▸ **SHORT PROBLEM**: Please give the data below again in full, exactly as it stands.

Figure dataset records:
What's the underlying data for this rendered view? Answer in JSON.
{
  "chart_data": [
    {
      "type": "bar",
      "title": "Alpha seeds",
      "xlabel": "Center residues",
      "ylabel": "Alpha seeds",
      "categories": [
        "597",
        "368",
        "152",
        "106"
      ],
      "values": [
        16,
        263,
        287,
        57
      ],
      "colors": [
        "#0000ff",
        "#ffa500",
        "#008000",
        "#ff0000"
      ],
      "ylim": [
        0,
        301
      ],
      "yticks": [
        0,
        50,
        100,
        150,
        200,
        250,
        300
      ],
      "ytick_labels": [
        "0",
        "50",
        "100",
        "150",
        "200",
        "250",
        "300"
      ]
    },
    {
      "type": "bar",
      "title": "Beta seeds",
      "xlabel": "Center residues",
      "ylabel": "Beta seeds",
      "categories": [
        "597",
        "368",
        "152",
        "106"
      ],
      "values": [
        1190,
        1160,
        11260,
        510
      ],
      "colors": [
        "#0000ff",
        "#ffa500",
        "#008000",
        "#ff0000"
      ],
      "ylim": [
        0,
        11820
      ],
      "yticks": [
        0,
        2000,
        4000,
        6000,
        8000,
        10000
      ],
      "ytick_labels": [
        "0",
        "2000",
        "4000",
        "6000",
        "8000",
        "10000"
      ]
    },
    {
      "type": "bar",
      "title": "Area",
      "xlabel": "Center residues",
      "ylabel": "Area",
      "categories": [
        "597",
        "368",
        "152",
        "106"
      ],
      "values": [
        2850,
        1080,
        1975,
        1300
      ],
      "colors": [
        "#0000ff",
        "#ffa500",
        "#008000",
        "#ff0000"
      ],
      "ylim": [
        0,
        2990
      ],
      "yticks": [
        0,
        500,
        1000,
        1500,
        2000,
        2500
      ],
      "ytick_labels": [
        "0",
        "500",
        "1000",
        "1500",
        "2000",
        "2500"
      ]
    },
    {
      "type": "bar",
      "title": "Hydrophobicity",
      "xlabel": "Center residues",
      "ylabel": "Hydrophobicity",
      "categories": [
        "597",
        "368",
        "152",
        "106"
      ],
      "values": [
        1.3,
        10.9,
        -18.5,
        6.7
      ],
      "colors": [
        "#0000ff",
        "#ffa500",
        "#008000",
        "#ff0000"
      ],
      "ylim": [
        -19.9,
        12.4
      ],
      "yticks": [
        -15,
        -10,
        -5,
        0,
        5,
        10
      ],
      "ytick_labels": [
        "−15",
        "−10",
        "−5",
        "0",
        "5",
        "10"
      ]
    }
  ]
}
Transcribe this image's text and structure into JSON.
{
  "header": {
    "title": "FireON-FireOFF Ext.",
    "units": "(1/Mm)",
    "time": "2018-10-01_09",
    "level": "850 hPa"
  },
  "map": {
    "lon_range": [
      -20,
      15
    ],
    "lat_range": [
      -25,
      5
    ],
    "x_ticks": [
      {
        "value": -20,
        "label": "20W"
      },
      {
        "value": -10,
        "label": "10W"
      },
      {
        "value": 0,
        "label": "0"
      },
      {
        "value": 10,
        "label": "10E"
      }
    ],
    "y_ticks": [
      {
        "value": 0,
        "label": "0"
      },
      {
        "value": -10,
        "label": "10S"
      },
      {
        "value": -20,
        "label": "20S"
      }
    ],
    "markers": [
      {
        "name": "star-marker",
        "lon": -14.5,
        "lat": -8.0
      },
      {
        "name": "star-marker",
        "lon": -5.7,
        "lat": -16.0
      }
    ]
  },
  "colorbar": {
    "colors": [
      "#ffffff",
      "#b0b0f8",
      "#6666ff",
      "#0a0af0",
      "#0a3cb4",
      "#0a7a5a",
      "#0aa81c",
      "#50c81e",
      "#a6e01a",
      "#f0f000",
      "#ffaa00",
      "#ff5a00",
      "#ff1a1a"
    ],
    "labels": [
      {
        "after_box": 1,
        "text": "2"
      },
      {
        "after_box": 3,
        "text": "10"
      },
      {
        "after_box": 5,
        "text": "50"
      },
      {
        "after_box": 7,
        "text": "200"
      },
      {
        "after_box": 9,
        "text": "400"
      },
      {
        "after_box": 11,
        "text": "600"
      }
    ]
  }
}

▸ **FULL ANSWER**:
What's the underlying data for this rendered view? Answer in JSON.
{
  "chart_data": [
    {
      "type": "bar",
      "title": "Alpha seeds",
      "xlabel": "Center residues",
      "ylabel": "Alpha seeds",
      "categories": [
        "597",
        "368",
        "152",
        "106"
      ],
      "values": [
        16,
        263,
        287,
        57
      ],
      "colors": [
        "#0000ff",
        "#ffa500",
        "#008000",
        "#ff0000"
      ],
      "ylim": [
        0,
        301
      ],
      "yticks": [
        0,
        50,
        100,
        150,
        200,
        250,
        300
      ],
      "ytick_labels": [
        "0",
        "50",
        "100",
        "150",
        "200",
        "250",
        "300"
      ]
    },
    {
      "type": "bar",
      "title": "Beta seeds",
      "xlabel": "Center residues",
      "ylabel": "Beta seeds",
      "categories": [
        "597",
        "368",
        "152",
        "106"
      ],
      "values": [
        1190,
        1160,
        11260,
        510
      ],
      "colors": [
        "#0000ff",
        "#ffa500",
        "#008000",
        "#ff0000"
      ],
      "ylim": [
        0,
        11820
      ],
      "yticks": [
        0,
        2000,
        4000,
        6000,
        8000,
        10000
      ],
      "ytick_labels": [
        "0",
        "2000",
        "4000",
        "6000",
        "8000",
        "10000"
      ]
    },
    {
      "type": "bar",
      "title": "Area",
      "xlabel": "Center residues",
      "ylabel": "Area",
      "categories": [
        "597",
        "368",
        "152",
        "106"
      ],
      "values": [
        2850,
        1080,
        1975,
        1300
      ],
      "colors": [
        "#0000ff",
        "#ffa500",
        "#008000",
        "#ff0000"
      ],
      "ylim": [
        0,
        2990
      ],
      "yticks": [
        0,
        500,
        1000,
        1500,
        2000,
        2500
      ],
      "ytick_labels": [
        "0",
        "500",
        "1000",
        "1500",
        "2000",
        "2500"
      ]
    },
    {
      "type": "bar",
      "title": "Hydrophobicity",
      "xlabel": "Center residues",
      "ylabel": "Hydrophobicity",
      "categories": [
        "597",
        "368",
        "152",
        "106"
      ],
      "values": [
        1.3,
        10.9,
        -18.5,
        6.7
      ],
      "colors": [
        "#0000ff",
        "#ffa500",
        "#008000",
        "#ff0000"
      ],
      "ylim": [
        -19.9,
        12.4
      ],
      "yticks": [
        -15,
        -10,
        -5,
        0,
        5,
        10
      ],
      "ytick_labels": [
        "−15",
        "−10",
        "−5",
        "0",
        "5",
        "10"
      ]
    }
  ]
}
Transcribe this image's text and structure into JSON.
{
  "header": {
    "title": "FireON-FireOFF Ext.",
    "units": "(1/Mm)",
    "time": "2018-10-01_09",
    "level": "850 hPa"
  },
  "map": {
    "lon_range": [
      -20,
      15
    ],
    "lat_range": [
      -25,
      5
    ],
    "x_ticks": [
      {
        "value": -20,
        "label": "20W"
      },
      {
        "value": -10,
        "label": "10W"
      },
      {
        "value": 0,
        "label": "0"
      },
      {
        "value": 10,
        "label": "10E"
      }
    ],
    "y_ticks": [
      {
        "value": 0,
        "label": "0"
      },
      {
        "value": -10,
        "label": "10S"
      },
      {
        "value": -20,
        "label": "20S"
      }
    ],
    "markers": [
      {
        "name": "star-marker",
        "lon": -14.5,
        "lat": -8.0
      },
      {
        "name": "star-marker",
        "lon": -5.7,
        "lat": -16.0
      }
    ]
  },
  "colorbar": {
    "colors": [
      "#ffffff",
      "#b0b0f8",
      "#6666ff",
      "#0a0af0",
      "#0a3cb4",
      "#0a7a5a",
      "#0aa81c",
      "#50c81e",
      "#a6e01a",
      "#f0f000",
      "#ffaa00",
      "#ff5a00",
      "#ff1a1a"
    ],
    "labels": [
      {
        "after_box": 1,
        "text": "2"
      },
      {
        "after_box": 3,
        "text": "10"
      },
      {
        "after_box": 5,
        "text": "50"
      },
      {
        "after_box": 7,
        "text": "200"
      },
      {
        "after_box": 9,
        "text": "400"
      },
      {
        "after_box": 11,
        "text": "600"
      }
    ]
  }
}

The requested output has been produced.